▸ **WHAT YOU WILL DO**:
Return all of the data exactly, with nothing left out but the pictures.

### DATA RECORDS

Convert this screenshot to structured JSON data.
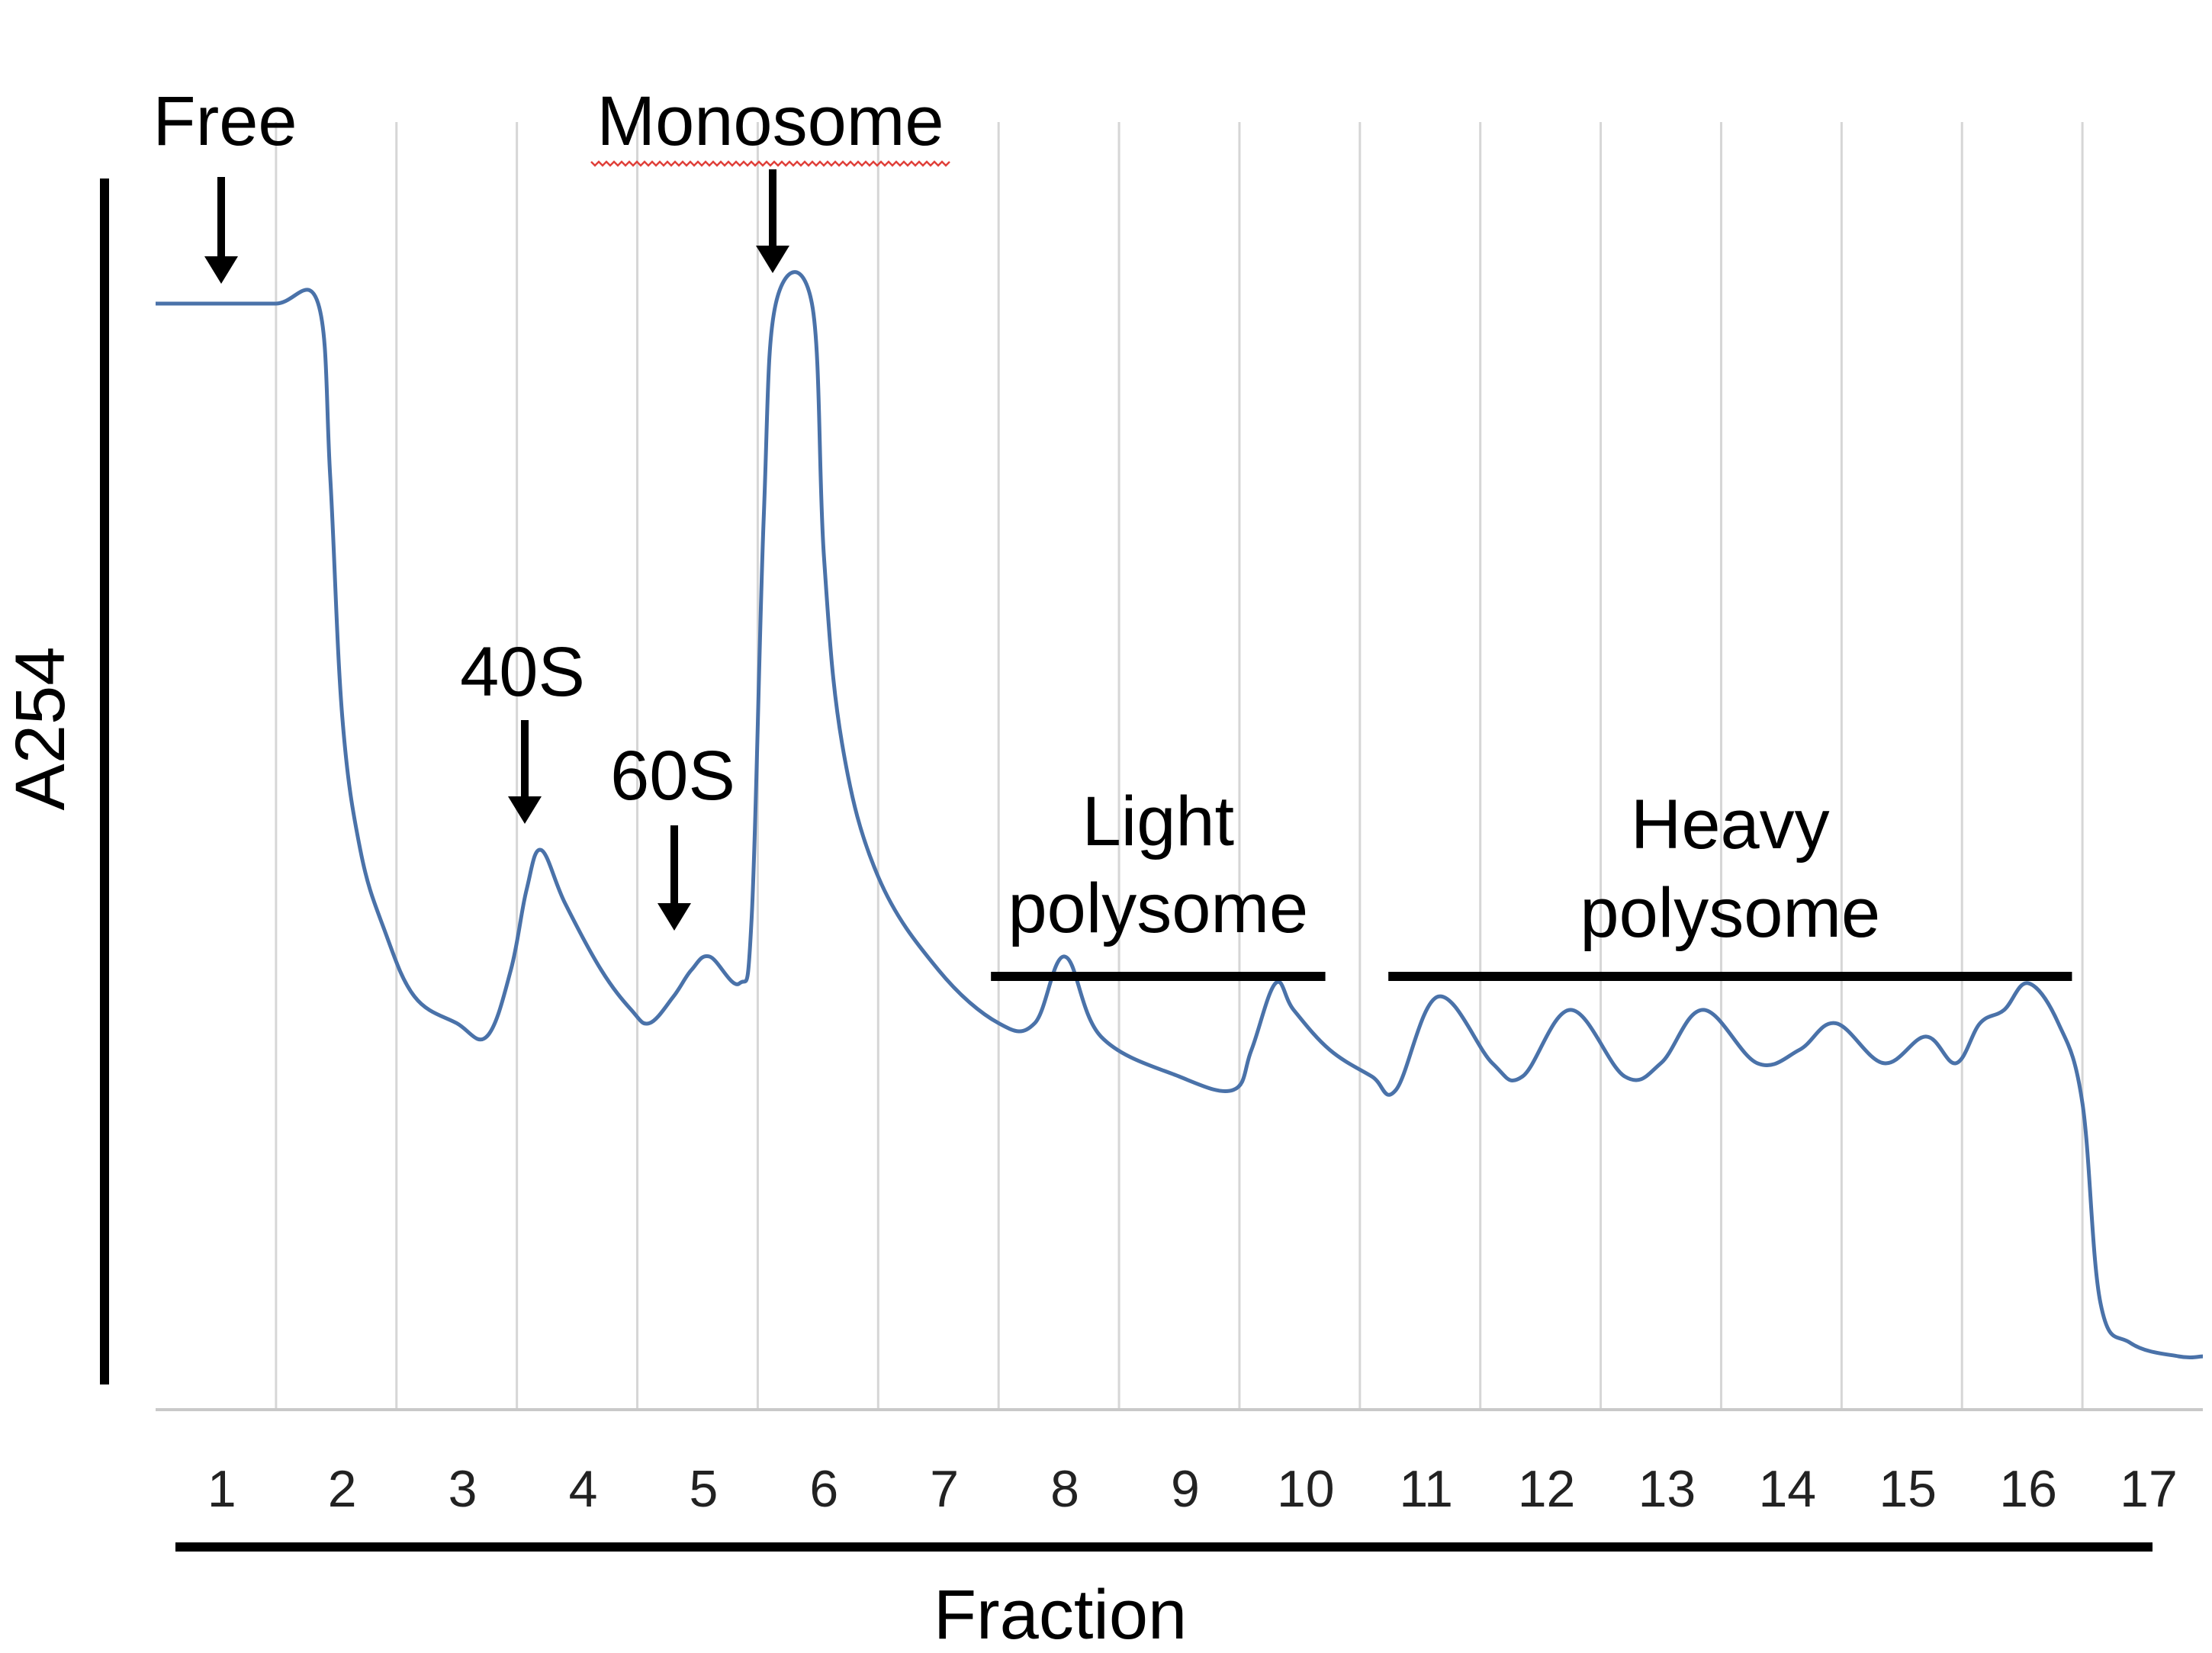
{
  "chart_data": {
    "type": "line",
    "xlabel": "Fraction",
    "ylabel": "A254",
    "categories": [
      "1",
      "2",
      "3",
      "4",
      "5",
      "6",
      "7",
      "8",
      "9",
      "10",
      "11",
      "12",
      "13",
      "14",
      "15",
      "16",
      "17"
    ],
    "xlim": [
      0,
      17
    ],
    "ylim": [
      0,
      1
    ],
    "grid": "vertical",
    "colors": {
      "line": "#4a72a9",
      "grid": "#d6d6d6",
      "axis": "#c9c9c9",
      "annotation": "#000000"
    },
    "series": [
      {
        "values": [
          [
            0.0,
            0.83
          ],
          [
            0.5,
            0.83
          ],
          [
            1.0,
            0.83
          ],
          [
            1.35,
            0.83
          ],
          [
            1.45,
            0.7
          ],
          [
            1.55,
            0.52
          ],
          [
            1.7,
            0.42
          ],
          [
            1.9,
            0.36
          ],
          [
            2.15,
            0.31
          ],
          [
            2.5,
            0.29
          ],
          [
            2.75,
            0.28
          ],
          [
            2.95,
            0.33
          ],
          [
            3.08,
            0.39
          ],
          [
            3.2,
            0.42
          ],
          [
            3.4,
            0.38
          ],
          [
            3.7,
            0.33
          ],
          [
            3.95,
            0.3
          ],
          [
            4.1,
            0.29
          ],
          [
            4.3,
            0.31
          ],
          [
            4.45,
            0.33
          ],
          [
            4.6,
            0.34
          ],
          [
            4.85,
            0.32
          ],
          [
            4.95,
            0.37
          ],
          [
            5.05,
            0.67
          ],
          [
            5.15,
            0.83
          ],
          [
            5.45,
            0.83
          ],
          [
            5.55,
            0.64
          ],
          [
            5.7,
            0.5
          ],
          [
            6.0,
            0.4
          ],
          [
            6.5,
            0.33
          ],
          [
            7.0,
            0.29
          ],
          [
            7.3,
            0.29
          ],
          [
            7.55,
            0.34
          ],
          [
            7.85,
            0.28
          ],
          [
            8.5,
            0.25
          ],
          [
            8.95,
            0.24
          ],
          [
            9.1,
            0.27
          ],
          [
            9.3,
            0.32
          ],
          [
            9.45,
            0.3
          ],
          [
            9.75,
            0.27
          ],
          [
            10.1,
            0.25
          ],
          [
            10.3,
            0.24
          ],
          [
            10.65,
            0.31
          ],
          [
            11.1,
            0.26
          ],
          [
            11.35,
            0.25
          ],
          [
            11.75,
            0.3
          ],
          [
            12.2,
            0.25
          ],
          [
            12.5,
            0.26
          ],
          [
            12.85,
            0.3
          ],
          [
            13.3,
            0.26
          ],
          [
            13.65,
            0.27
          ],
          [
            13.95,
            0.29
          ],
          [
            14.35,
            0.26
          ],
          [
            14.7,
            0.28
          ],
          [
            14.95,
            0.26
          ],
          [
            15.15,
            0.29
          ],
          [
            15.35,
            0.3
          ],
          [
            15.55,
            0.32
          ],
          [
            15.8,
            0.29
          ],
          [
            16.0,
            0.23
          ],
          [
            16.15,
            0.08
          ],
          [
            16.4,
            0.05
          ],
          [
            16.8,
            0.04
          ],
          [
            17.0,
            0.04
          ]
        ]
      }
    ],
    "annotations": [
      {
        "label": "Free",
        "x": 0.55,
        "arrow": true,
        "underline": false
      },
      {
        "label": "Monosome",
        "x": 5.1,
        "arrow": true,
        "underline": true
      },
      {
        "label": "40S",
        "x": 3.1,
        "arrow": true,
        "underline": false
      },
      {
        "label": "60S",
        "x": 4.35,
        "arrow": true,
        "underline": false
      },
      {
        "label_lines": [
          "Light",
          "polysome"
        ],
        "range": [
          7.0,
          9.65
        ]
      },
      {
        "label_lines": [
          "Heavy",
          "polysome"
        ],
        "range": [
          10.3,
          15.85
        ]
      }
    ]
  }
}
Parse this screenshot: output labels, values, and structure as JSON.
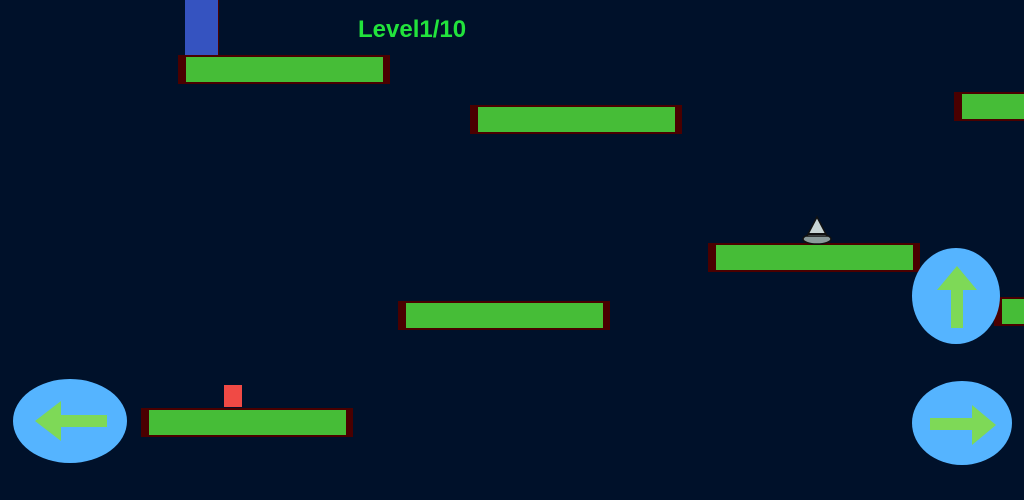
{
  "hud": {
    "level_text": "Level1/10"
  },
  "colors": {
    "background": "#00112a",
    "platform": "#46bd37",
    "platform_edge": "#4a0000",
    "player": "#3553c0",
    "enemy": "#f04a45",
    "button": "#55b4ff",
    "button_arrow": "#7ed957",
    "level_text": "#22e33c"
  },
  "controls": {
    "left": {
      "icon": "arrow-left-icon"
    },
    "up": {
      "icon": "arrow-up-icon"
    },
    "right": {
      "icon": "arrow-right-icon"
    }
  },
  "entities": {
    "player": "blue-block",
    "enemy": "red-square",
    "hazard": "spike"
  }
}
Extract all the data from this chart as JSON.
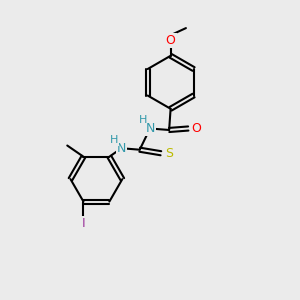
{
  "background_color": "#ebebeb",
  "bond_color": "#000000",
  "bond_width": 1.5,
  "atom_colors": {
    "O": "#ff0000",
    "N": "#3399aa",
    "S": "#bbbb00",
    "I": "#993399",
    "C": "#000000",
    "H": "#3399aa"
  },
  "font_size": 9
}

######

▸ **REPLY**:
Convert this screenshot to structured JSON data.
{
  "chart_data": {
    "type": "line",
    "xlabel": "Fraction",
    "ylabel": "A254",
    "categories": [
      "1",
      "2",
      "3",
      "4",
      "5",
      "6",
      "7",
      "8",
      "9",
      "10",
      "11",
      "12",
      "13",
      "14",
      "15",
      "16",
      "17"
    ],
    "xlim": [
      0,
      17
    ],
    "ylim": [
      0,
      1
    ],
    "grid": "vertical",
    "colors": {
      "line": "#4a72a9",
      "grid": "#d6d6d6",
      "axis": "#c9c9c9",
      "annotation": "#000000"
    },
    "series": [
      {
        "values": [
          [
            0.0,
            0.83
          ],
          [
            0.5,
            0.83
          ],
          [
            1.0,
            0.83
          ],
          [
            1.35,
            0.83
          ],
          [
            1.45,
            0.7
          ],
          [
            1.55,
            0.52
          ],
          [
            1.7,
            0.42
          ],
          [
            1.9,
            0.36
          ],
          [
            2.15,
            0.31
          ],
          [
            2.5,
            0.29
          ],
          [
            2.75,
            0.28
          ],
          [
            2.95,
            0.33
          ],
          [
            3.08,
            0.39
          ],
          [
            3.2,
            0.42
          ],
          [
            3.4,
            0.38
          ],
          [
            3.7,
            0.33
          ],
          [
            3.95,
            0.3
          ],
          [
            4.1,
            0.29
          ],
          [
            4.3,
            0.31
          ],
          [
            4.45,
            0.33
          ],
          [
            4.6,
            0.34
          ],
          [
            4.85,
            0.32
          ],
          [
            4.95,
            0.37
          ],
          [
            5.05,
            0.67
          ],
          [
            5.15,
            0.83
          ],
          [
            5.45,
            0.83
          ],
          [
            5.55,
            0.64
          ],
          [
            5.7,
            0.5
          ],
          [
            6.0,
            0.4
          ],
          [
            6.5,
            0.33
          ],
          [
            7.0,
            0.29
          ],
          [
            7.3,
            0.29
          ],
          [
            7.55,
            0.34
          ],
          [
            7.85,
            0.28
          ],
          [
            8.5,
            0.25
          ],
          [
            8.95,
            0.24
          ],
          [
            9.1,
            0.27
          ],
          [
            9.3,
            0.32
          ],
          [
            9.45,
            0.3
          ],
          [
            9.75,
            0.27
          ],
          [
            10.1,
            0.25
          ],
          [
            10.3,
            0.24
          ],
          [
            10.65,
            0.31
          ],
          [
            11.1,
            0.26
          ],
          [
            11.35,
            0.25
          ],
          [
            11.75,
            0.3
          ],
          [
            12.2,
            0.25
          ],
          [
            12.5,
            0.26
          ],
          [
            12.85,
            0.3
          ],
          [
            13.3,
            0.26
          ],
          [
            13.65,
            0.27
          ],
          [
            13.95,
            0.29
          ],
          [
            14.35,
            0.26
          ],
          [
            14.7,
            0.28
          ],
          [
            14.95,
            0.26
          ],
          [
            15.15,
            0.29
          ],
          [
            15.35,
            0.3
          ],
          [
            15.55,
            0.32
          ],
          [
            15.8,
            0.29
          ],
          [
            16.0,
            0.23
          ],
          [
            16.15,
            0.08
          ],
          [
            16.4,
            0.05
          ],
          [
            16.8,
            0.04
          ],
          [
            17.0,
            0.04
          ]
        ]
      }
    ],
    "annotations": [
      {
        "label": "Free",
        "x": 0.55,
        "arrow": true,
        "underline": false
      },
      {
        "label": "Monosome",
        "x": 5.1,
        "arrow": true,
        "underline": true
      },
      {
        "label": "40S",
        "x": 3.1,
        "arrow": true,
        "underline": false
      },
      {
        "label": "60S",
        "x": 4.35,
        "arrow": true,
        "underline": false
      },
      {
        "label_lines": [
          "Light",
          "polysome"
        ],
        "range": [
          7.0,
          9.65
        ]
      },
      {
        "label_lines": [
          "Heavy",
          "polysome"
        ],
        "range": [
          10.3,
          15.85
        ]
      }
    ]
  }
}
Parse this screenshot: output labels, values, and structure as JSON.
{
  "hud": {
    "level_text": "Level1/10"
  },
  "colors": {
    "background": "#00112a",
    "platform": "#46bd37",
    "platform_edge": "#4a0000",
    "player": "#3553c0",
    "enemy": "#f04a45",
    "button": "#55b4ff",
    "button_arrow": "#7ed957",
    "level_text": "#22e33c"
  },
  "controls": {
    "left": {
      "icon": "arrow-left-icon"
    },
    "up": {
      "icon": "arrow-up-icon"
    },
    "right": {
      "icon": "arrow-right-icon"
    }
  },
  "entities": {
    "player": "blue-block",
    "enemy": "red-square",
    "hazard": "spike"
  }
}
Extract all the data from this chart as JSON.
{
  "background_color": "#ebebeb",
  "bond_color": "#000000",
  "bond_width": 1.5,
  "atom_colors": {
    "O": "#ff0000",
    "N": "#3399aa",
    "S": "#bbbb00",
    "I": "#993399",
    "C": "#000000",
    "H": "#3399aa"
  },
  "font_size": 9
}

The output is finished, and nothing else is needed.